Extracted records

•••

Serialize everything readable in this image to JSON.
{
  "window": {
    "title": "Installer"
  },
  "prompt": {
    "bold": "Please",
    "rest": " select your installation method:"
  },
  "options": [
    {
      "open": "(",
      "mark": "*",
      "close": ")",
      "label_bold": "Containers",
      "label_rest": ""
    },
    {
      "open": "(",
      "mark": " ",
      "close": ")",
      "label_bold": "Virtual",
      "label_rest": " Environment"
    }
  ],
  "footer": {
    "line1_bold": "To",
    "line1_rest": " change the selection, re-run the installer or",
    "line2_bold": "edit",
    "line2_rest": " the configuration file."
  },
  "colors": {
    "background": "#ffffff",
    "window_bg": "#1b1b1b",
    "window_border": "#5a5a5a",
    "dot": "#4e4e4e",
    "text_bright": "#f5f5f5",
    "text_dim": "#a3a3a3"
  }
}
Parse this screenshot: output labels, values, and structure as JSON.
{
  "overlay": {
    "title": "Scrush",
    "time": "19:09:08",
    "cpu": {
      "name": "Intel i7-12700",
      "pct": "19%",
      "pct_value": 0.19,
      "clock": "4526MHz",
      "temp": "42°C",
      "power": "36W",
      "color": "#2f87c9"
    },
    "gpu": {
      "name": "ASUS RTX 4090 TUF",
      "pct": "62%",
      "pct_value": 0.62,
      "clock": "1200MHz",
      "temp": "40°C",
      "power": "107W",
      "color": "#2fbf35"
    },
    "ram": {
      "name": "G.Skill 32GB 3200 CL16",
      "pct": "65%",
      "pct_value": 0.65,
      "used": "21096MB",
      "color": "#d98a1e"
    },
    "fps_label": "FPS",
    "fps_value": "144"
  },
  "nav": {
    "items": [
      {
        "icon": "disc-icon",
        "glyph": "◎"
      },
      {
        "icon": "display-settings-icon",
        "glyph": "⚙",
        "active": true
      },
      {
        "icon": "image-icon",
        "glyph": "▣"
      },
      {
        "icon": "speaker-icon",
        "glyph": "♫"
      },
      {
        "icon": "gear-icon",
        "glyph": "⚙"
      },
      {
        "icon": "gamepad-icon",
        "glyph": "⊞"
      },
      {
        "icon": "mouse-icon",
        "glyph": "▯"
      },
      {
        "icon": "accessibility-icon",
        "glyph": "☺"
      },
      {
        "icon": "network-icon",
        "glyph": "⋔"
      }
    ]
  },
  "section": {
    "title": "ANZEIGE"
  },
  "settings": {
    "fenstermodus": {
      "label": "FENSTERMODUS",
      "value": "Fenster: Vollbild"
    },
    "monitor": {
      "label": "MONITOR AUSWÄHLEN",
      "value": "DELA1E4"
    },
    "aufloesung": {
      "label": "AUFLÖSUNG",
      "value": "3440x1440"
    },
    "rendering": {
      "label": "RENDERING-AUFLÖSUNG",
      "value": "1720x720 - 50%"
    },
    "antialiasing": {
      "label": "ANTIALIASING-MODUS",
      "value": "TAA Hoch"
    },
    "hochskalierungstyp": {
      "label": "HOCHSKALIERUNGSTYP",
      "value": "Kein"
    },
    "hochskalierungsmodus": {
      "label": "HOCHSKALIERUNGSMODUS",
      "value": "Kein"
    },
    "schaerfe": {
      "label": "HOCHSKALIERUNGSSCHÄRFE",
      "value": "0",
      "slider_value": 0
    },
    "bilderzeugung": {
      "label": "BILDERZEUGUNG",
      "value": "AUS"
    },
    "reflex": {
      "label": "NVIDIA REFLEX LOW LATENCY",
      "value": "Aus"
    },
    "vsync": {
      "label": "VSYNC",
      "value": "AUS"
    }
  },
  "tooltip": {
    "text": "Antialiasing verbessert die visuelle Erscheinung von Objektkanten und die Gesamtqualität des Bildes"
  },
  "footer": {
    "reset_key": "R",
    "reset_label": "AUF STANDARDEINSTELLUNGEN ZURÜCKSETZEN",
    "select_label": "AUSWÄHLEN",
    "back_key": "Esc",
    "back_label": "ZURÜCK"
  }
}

•••

_EXERCISE INSTRUCTIONS:_
Exactly reproduce every line of the records.

_ANSWER TO THE TASK:_
Serialize everything readable in this image to JSON.
{
  "window": {
    "title": "Installer"
  },
  "prompt": {
    "bold": "Please",
    "rest": " select your installation method:"
  },
  "options": [
    {
      "open": "(",
      "mark": "*",
      "close": ")",
      "label_bold": "Containers",
      "label_rest": ""
    },
    {
      "open": "(",
      "mark": " ",
      "close": ")",
      "label_bold": "Virtual",
      "label_rest": " Environment"
    }
  ],
  "footer": {
    "line1_bold": "To",
    "line1_rest": " change the selection, re-run the installer or",
    "line2_bold": "edit",
    "line2_rest": " the configuration file."
  },
  "colors": {
    "background": "#ffffff",
    "window_bg": "#1b1b1b",
    "window_border": "#5a5a5a",
    "dot": "#4e4e4e",
    "text_bright": "#f5f5f5",
    "text_dim": "#a3a3a3"
  }
}
Parse this screenshot: output labels, values, and structure as JSON.
{
  "overlay": {
    "title": "Scrush",
    "time": "19:09:08",
    "cpu": {
      "name": "Intel i7-12700",
      "pct": "19%",
      "pct_value": 0.19,
      "clock": "4526MHz",
      "temp": "42°C",
      "power": "36W",
      "color": "#2f87c9"
    },
    "gpu": {
      "name": "ASUS RTX 4090 TUF",
      "pct": "62%",
      "pct_value": 0.62,
      "clock": "1200MHz",
      "temp": "40°C",
      "power": "107W",
      "color": "#2fbf35"
    },
    "ram": {
      "name": "G.Skill 32GB 3200 CL16",
      "pct": "65%",
      "pct_value": 0.65,
      "used": "21096MB",
      "color": "#d98a1e"
    },
    "fps_label": "FPS",
    "fps_value": "144"
  },
  "nav": {
    "items": [
      {
        "icon": "disc-icon",
        "glyph": "◎"
      },
      {
        "icon": "display-settings-icon",
        "glyph": "⚙",
        "active": true
      },
      {
        "icon": "image-icon",
        "glyph": "▣"
      },
      {
        "icon": "speaker-icon",
        "glyph": "♫"
      },
      {
        "icon": "gear-icon",
        "glyph": "⚙"
      },
      {
        "icon": "gamepad-icon",
        "glyph": "⊞"
      },
      {
        "icon": "mouse-icon",
        "glyph": "▯"
      },
      {
        "icon": "accessibility-icon",
        "glyph": "☺"
      },
      {
        "icon": "network-icon",
        "glyph": "⋔"
      }
    ]
  },
  "section": {
    "title": "ANZEIGE"
  },
  "settings": {
    "fenstermodus": {
      "label": "FENSTERMODUS",
      "value": "Fenster: Vollbild"
    },
    "monitor": {
      "label": "MONITOR AUSWÄHLEN",
      "value": "DELA1E4"
    },
    "aufloesung": {
      "label": "AUFLÖSUNG",
      "value": "3440x1440"
    },
    "rendering": {
      "label": "RENDERING-AUFLÖSUNG",
      "value": "1720x720 - 50%"
    },
    "antialiasing": {
      "label": "ANTIALIASING-MODUS",
      "value": "TAA Hoch"
    },
    "hochskalierungstyp": {
      "label": "HOCHSKALIERUNGSTYP",
      "value": "Kein"
    },
    "hochskalierungsmodus": {
      "label": "HOCHSKALIERUNGSMODUS",
      "value": "Kein"
    },
    "schaerfe": {
      "label": "HOCHSKALIERUNGSSCHÄRFE",
      "value": "0",
      "slider_value": 0
    },
    "bilderzeugung": {
      "label": "BILDERZEUGUNG",
      "value": "AUS"
    },
    "reflex": {
      "label": "NVIDIA REFLEX LOW LATENCY",
      "value": "Aus"
    },
    "vsync": {
      "label": "VSYNC",
      "value": "AUS"
    }
  },
  "tooltip": {
    "text": "Antialiasing verbessert die visuelle Erscheinung von Objektkanten und die Gesamtqualität des Bildes"
  },
  "footer": {
    "reset_key": "R",
    "reset_label": "AUF STANDARDEINSTELLUNGEN ZURÜCKSETZEN",
    "select_label": "AUSWÄHLEN",
    "back_key": "Esc",
    "back_label": "ZURÜCK"
  }
}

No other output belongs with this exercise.